Please reproduce every one of the following lines without changing anything.

>> START LISTED ENTRIES

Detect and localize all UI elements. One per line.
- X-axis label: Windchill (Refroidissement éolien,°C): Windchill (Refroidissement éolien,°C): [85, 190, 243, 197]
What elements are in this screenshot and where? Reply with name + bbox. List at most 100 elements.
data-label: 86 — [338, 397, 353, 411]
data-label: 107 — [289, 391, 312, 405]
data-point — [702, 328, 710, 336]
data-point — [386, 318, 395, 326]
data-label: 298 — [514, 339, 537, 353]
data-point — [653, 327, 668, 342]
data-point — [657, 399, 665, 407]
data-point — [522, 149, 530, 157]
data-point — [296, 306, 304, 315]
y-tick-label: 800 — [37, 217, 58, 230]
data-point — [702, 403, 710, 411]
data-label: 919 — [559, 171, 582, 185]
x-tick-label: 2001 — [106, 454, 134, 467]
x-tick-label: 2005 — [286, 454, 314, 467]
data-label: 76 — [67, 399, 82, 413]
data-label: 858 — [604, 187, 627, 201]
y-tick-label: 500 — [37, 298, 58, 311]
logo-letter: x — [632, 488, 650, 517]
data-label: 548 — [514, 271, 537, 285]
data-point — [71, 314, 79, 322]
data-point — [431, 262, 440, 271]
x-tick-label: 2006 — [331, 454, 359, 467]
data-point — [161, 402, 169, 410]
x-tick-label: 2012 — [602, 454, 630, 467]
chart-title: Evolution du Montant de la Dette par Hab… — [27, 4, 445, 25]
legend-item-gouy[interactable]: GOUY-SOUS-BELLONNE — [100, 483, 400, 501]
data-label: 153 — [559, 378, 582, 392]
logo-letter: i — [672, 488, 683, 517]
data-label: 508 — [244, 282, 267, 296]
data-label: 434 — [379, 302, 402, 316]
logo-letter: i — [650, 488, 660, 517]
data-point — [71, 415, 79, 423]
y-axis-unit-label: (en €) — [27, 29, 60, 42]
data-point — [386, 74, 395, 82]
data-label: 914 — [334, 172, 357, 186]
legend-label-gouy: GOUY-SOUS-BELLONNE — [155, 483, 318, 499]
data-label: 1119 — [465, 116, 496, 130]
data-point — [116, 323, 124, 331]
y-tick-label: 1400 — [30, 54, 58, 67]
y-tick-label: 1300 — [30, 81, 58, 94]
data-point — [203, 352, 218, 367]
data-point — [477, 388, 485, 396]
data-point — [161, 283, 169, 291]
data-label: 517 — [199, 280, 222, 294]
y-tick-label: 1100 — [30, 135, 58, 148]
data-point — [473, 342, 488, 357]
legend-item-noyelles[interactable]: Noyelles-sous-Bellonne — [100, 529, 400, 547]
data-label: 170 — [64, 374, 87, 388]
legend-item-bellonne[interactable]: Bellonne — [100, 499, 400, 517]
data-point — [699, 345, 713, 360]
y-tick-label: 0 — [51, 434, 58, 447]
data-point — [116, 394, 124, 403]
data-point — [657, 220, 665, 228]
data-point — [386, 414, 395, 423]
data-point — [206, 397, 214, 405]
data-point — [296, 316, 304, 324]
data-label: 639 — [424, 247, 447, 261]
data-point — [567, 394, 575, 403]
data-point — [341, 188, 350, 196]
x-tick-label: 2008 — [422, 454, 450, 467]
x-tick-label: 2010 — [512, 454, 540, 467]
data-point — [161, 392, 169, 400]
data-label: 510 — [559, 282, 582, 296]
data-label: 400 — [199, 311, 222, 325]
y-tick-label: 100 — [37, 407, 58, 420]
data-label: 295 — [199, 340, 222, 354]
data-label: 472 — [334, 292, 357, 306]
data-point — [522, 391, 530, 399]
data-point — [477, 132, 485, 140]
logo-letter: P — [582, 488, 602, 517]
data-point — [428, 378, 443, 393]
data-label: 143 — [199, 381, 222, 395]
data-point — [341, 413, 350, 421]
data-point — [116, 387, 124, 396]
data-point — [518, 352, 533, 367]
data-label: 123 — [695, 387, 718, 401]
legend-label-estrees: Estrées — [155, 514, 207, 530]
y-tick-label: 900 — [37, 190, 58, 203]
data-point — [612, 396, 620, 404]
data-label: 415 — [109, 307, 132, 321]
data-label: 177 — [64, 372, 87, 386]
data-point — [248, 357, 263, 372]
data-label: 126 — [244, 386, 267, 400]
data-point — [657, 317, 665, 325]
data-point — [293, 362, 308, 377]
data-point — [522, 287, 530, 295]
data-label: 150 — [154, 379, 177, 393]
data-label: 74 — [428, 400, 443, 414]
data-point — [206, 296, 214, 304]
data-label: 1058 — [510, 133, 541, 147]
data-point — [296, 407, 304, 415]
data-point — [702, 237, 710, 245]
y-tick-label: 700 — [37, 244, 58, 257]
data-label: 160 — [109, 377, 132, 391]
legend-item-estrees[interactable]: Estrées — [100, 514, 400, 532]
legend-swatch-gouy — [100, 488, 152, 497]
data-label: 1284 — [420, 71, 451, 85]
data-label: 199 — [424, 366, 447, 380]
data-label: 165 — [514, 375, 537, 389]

>> END LISTED ENTRIES

> [THE COMPLETED TASK]:
Detect and localize all UI elements. One per line.
- X-axis label: Windchill (Refroidissement éolien,°C): Windchill (Refroidissement éolien,°C): [85, 190, 243, 197]
What elements are in this screenshot and where? Reply with name + bbox. List at most 100 elements.
data-label: 86 — [338, 397, 353, 411]
data-label: 107 — [289, 391, 312, 405]
data-point — [702, 328, 710, 336]
data-point — [386, 318, 395, 326]
data-label: 298 — [514, 339, 537, 353]
data-point — [653, 327, 668, 342]
data-point — [657, 399, 665, 407]
data-point — [522, 149, 530, 157]
data-point — [296, 306, 304, 315]
y-tick-label: 800 — [37, 217, 58, 230]
data-point — [702, 403, 710, 411]
data-label: 919 — [559, 171, 582, 185]
x-tick-label: 2001 — [106, 454, 134, 467]
x-tick-label: 2005 — [286, 454, 314, 467]
data-label: 76 — [67, 399, 82, 413]
data-label: 858 — [604, 187, 627, 201]
y-tick-label: 500 — [37, 298, 58, 311]
logo-letter: x — [632, 488, 650, 517]
data-label: 548 — [514, 271, 537, 285]
data-point — [71, 314, 79, 322]
data-point — [431, 262, 440, 271]
x-tick-label: 2006 — [331, 454, 359, 467]
data-point — [161, 402, 169, 410]
x-tick-label: 2012 — [602, 454, 630, 467]
chart-title: Evolution du Montant de la Dette par Hab… — [27, 4, 445, 25]
legend-item-gouy[interactable]: GOUY-SOUS-BELLONNE — [100, 483, 400, 501]
data-label: 153 — [559, 378, 582, 392]
logo-letter: i — [672, 488, 683, 517]
data-label: 508 — [244, 282, 267, 296]
data-label: 434 — [379, 302, 402, 316]
logo-letter: i — [650, 488, 660, 517]
data-point — [71, 415, 79, 423]
y-axis-unit-label: (en €) — [27, 29, 60, 42]
data-point — [386, 74, 395, 82]
data-label: 914 — [334, 172, 357, 186]
legend-label-gouy: GOUY-SOUS-BELLONNE — [155, 483, 318, 499]
data-label: 1119 — [465, 116, 496, 130]
data-point — [116, 323, 124, 331]
y-tick-label: 1400 — [30, 54, 58, 67]
y-tick-label: 1300 — [30, 81, 58, 94]
data-point — [203, 352, 218, 367]
data-point — [477, 388, 485, 396]
data-point — [161, 283, 169, 291]
data-label: 517 — [199, 280, 222, 294]
y-tick-label: 1100 — [30, 135, 58, 148]
data-point — [473, 342, 488, 357]
legend-item-noyelles[interactable]: Noyelles-sous-Bellonne — [100, 529, 400, 547]
data-label: 170 — [64, 374, 87, 388]
legend-item-bellonne[interactable]: Bellonne — [100, 499, 400, 517]
data-point — [699, 345, 713, 360]
y-tick-label: 0 — [51, 434, 58, 447]
data-point — [116, 394, 124, 403]
data-point — [657, 220, 665, 228]
data-point — [386, 414, 395, 423]
data-point — [206, 397, 214, 405]
data-point — [296, 316, 304, 324]
data-label: 639 — [424, 247, 447, 261]
data-point — [567, 394, 575, 403]
data-point — [341, 188, 350, 196]
x-tick-label: 2008 — [422, 454, 450, 467]
x-tick-label: 2010 — [512, 454, 540, 467]
data-point — [161, 392, 169, 400]
data-label: 510 — [559, 282, 582, 296]
data-label: 400 — [199, 311, 222, 325]
y-tick-label: 100 — [37, 407, 58, 420]
data-label: 295 — [199, 340, 222, 354]
data-label: 472 — [334, 292, 357, 306]
data-point — [522, 391, 530, 399]
data-point — [477, 132, 485, 140]
logo-letter: P — [582, 488, 602, 517]
data-point — [428, 378, 443, 393]
data-label: 143 — [199, 381, 222, 395]
data-point — [341, 413, 350, 421]
data-point — [116, 387, 124, 396]
data-point — [518, 352, 533, 367]
data-label: 123 — [695, 387, 718, 401]
legend-label-estrees: Estrées — [155, 514, 207, 530]
y-tick-label: 900 — [37, 190, 58, 203]
data-point — [612, 396, 620, 404]
data-label: 415 — [109, 307, 132, 321]
data-label: 177 — [64, 372, 87, 386]
data-point — [248, 357, 263, 372]
data-label: 126 — [244, 386, 267, 400]
data-point — [657, 317, 665, 325]
data-point — [293, 362, 308, 377]
data-point — [522, 287, 530, 295]
data-label: 150 — [154, 379, 177, 393]
data-label: 74 — [428, 400, 443, 414]
data-point — [206, 296, 214, 304]
data-label: 1058 — [510, 133, 541, 147]
data-point — [296, 407, 304, 415]
data-point — [702, 237, 710, 245]
y-tick-label: 700 — [37, 244, 58, 257]
data-label: 160 — [109, 377, 132, 391]
legend-item-estrees[interactable]: Estrées — [100, 514, 400, 532]
legend-swatch-gouy — [100, 488, 152, 497]
data-label: 1284 — [420, 71, 451, 85]
data-label: 199 — [424, 366, 447, 380]
data-label: 165 — [514, 375, 537, 389]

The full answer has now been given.